## Short problem
Search the records for "filename". Copy every line where it appears.

## Material provided
========
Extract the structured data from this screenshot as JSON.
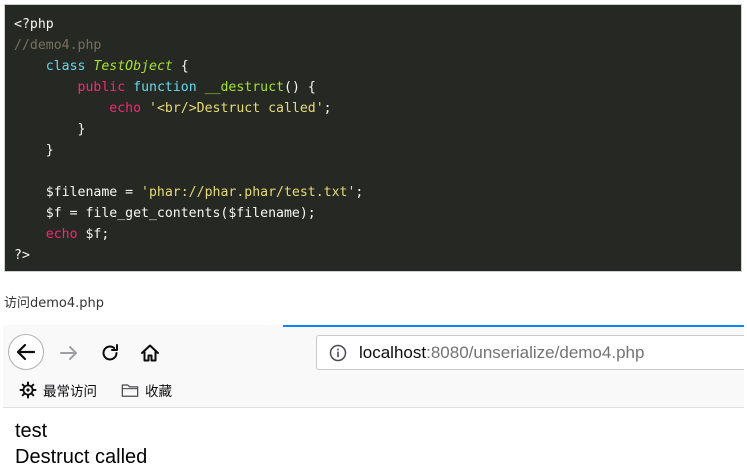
{
  "code_block": {
    "lines": [
      [
        {
          "t": "<?php",
          "c": "plain"
        }
      ],
      [
        {
          "t": "//demo4.php",
          "c": "cmt"
        }
      ],
      [
        {
          "t": "    ",
          "c": "plain"
        },
        {
          "t": "class",
          "c": "kw-blue"
        },
        {
          "t": " ",
          "c": "plain"
        },
        {
          "t": "TestObject",
          "c": "cls"
        },
        {
          "t": " {",
          "c": "plain"
        }
      ],
      [
        {
          "t": "        ",
          "c": "plain"
        },
        {
          "t": "public",
          "c": "kw-pink"
        },
        {
          "t": " ",
          "c": "plain"
        },
        {
          "t": "function",
          "c": "kw-blue"
        },
        {
          "t": " ",
          "c": "plain"
        },
        {
          "t": "__destruct",
          "c": "fn"
        },
        {
          "t": "() {",
          "c": "plain"
        }
      ],
      [
        {
          "t": "            ",
          "c": "plain"
        },
        {
          "t": "echo",
          "c": "kw-pink"
        },
        {
          "t": " ",
          "c": "plain"
        },
        {
          "t": "'<br/>Destruct called'",
          "c": "str"
        },
        {
          "t": ";",
          "c": "plain"
        }
      ],
      [
        {
          "t": "        }",
          "c": "plain"
        }
      ],
      [
        {
          "t": "    }",
          "c": "plain"
        }
      ],
      [
        {
          "t": "",
          "c": "plain"
        }
      ],
      [
        {
          "t": "    $filename = ",
          "c": "plain"
        },
        {
          "t": "'phar://phar.phar/test.txt'",
          "c": "str"
        },
        {
          "t": ";",
          "c": "plain"
        }
      ],
      [
        {
          "t": "    $f = file_get_contents($filename);",
          "c": "plain"
        }
      ],
      [
        {
          "t": "    ",
          "c": "plain"
        },
        {
          "t": "echo",
          "c": "kw-pink"
        },
        {
          "t": " $f;",
          "c": "plain"
        }
      ],
      [
        {
          "t": "?>",
          "c": "plain"
        }
      ]
    ]
  },
  "caption": "访问demo4.php",
  "browser": {
    "url_host": "localhost",
    "url_rest": ":8080/unserialize/demo4.php",
    "bookmarks": [
      {
        "icon": "gear-icon",
        "label": "最常访问"
      },
      {
        "icon": "folder-icon",
        "label": "收藏"
      }
    ],
    "page_output": [
      "test",
      "Destruct called"
    ]
  },
  "colors": {
    "code_background": "#262923",
    "keyword_blue": "#66d9ef",
    "keyword_pink": "#f92672",
    "class_green": "#a6e22e",
    "string_yellow": "#e6db74",
    "comment_gray": "#75715e",
    "load_bar_blue": "#0a84ff"
  }
}
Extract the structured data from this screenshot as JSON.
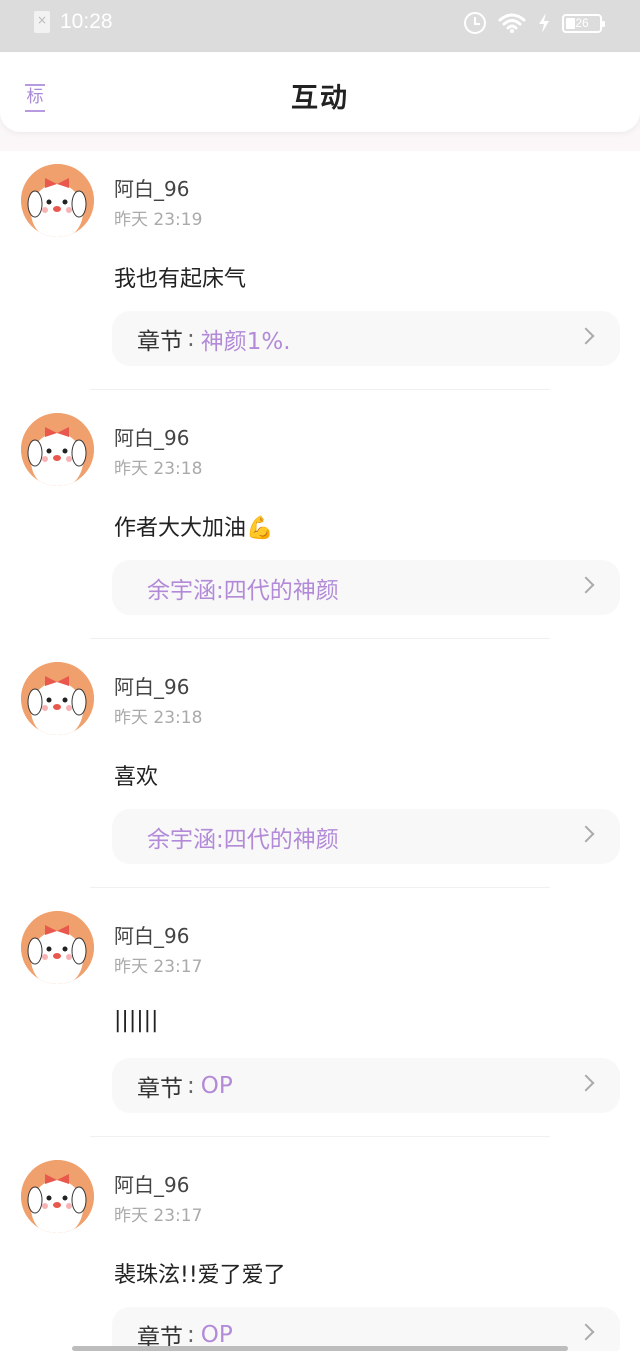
{
  "status_bar": {
    "time": "10:28",
    "battery": "26"
  },
  "header": {
    "title": "互动",
    "left_label": "标"
  },
  "items": [
    {
      "username": "阿白_96",
      "time": "昨天 23:19",
      "comment": "我也有起床气",
      "chapter_prefix": "章节",
      "chapter_colon": ":",
      "chapter_name": "神颜1%."
    },
    {
      "username": "阿白_96",
      "time": "昨天 23:18",
      "comment": "作者大大加油💪",
      "chapter_prefix": "",
      "chapter_colon": "",
      "chapter_name": "余宇涵:四代的神颜"
    },
    {
      "username": "阿白_96",
      "time": "昨天 23:18",
      "comment": "喜欢",
      "chapter_prefix": "",
      "chapter_colon": "",
      "chapter_name": "余宇涵:四代的神颜"
    },
    {
      "username": "阿白_96",
      "time": "昨天 23:17",
      "comment": "||||||",
      "chapter_prefix": "章节",
      "chapter_colon": ":",
      "chapter_name": "OP"
    },
    {
      "username": "阿白_96",
      "time": "昨天 23:17",
      "comment": "裴珠泫!!爱了爱了",
      "chapter_prefix": "章节",
      "chapter_colon": ":",
      "chapter_name": "OP"
    }
  ],
  "icons": [
    "sim-icon",
    "alarm-icon",
    "wifi-icon",
    "bolt-icon",
    "battery-icon",
    "mark-icon",
    "chevron-right-icon",
    "avatar"
  ],
  "colors": {
    "accent": "#b28ad8",
    "avatar_bg": "#f0a06c"
  }
}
========
## Exercise output
          "t": "    $filename = ",
          "t": "    $f = file_get_contents($filename);",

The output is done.